• EXERCISE:
Work out how many lines have "subtitle" in them. Give only that number.
++++ RECORDS TO USE
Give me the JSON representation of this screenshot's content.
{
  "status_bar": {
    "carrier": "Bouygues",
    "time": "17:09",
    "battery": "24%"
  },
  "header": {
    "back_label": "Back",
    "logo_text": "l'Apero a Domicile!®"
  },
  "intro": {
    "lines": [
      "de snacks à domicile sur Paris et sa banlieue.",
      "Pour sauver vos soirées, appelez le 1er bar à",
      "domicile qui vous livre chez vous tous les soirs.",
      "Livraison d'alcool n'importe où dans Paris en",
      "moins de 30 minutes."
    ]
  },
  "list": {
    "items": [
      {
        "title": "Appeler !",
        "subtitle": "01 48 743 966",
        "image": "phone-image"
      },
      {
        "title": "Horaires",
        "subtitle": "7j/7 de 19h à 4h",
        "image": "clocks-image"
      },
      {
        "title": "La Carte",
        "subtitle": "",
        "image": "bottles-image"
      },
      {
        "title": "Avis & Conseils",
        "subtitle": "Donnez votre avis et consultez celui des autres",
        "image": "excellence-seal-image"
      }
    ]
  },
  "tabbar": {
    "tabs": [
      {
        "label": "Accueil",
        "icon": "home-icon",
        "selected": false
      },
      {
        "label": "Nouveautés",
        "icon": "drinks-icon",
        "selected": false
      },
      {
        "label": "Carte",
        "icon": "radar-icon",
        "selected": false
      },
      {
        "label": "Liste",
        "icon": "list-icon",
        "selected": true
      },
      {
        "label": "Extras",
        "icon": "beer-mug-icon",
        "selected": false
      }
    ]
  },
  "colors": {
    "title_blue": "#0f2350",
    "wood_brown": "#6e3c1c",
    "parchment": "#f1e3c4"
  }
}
++++++++
• EXERCISE ANSWER:
4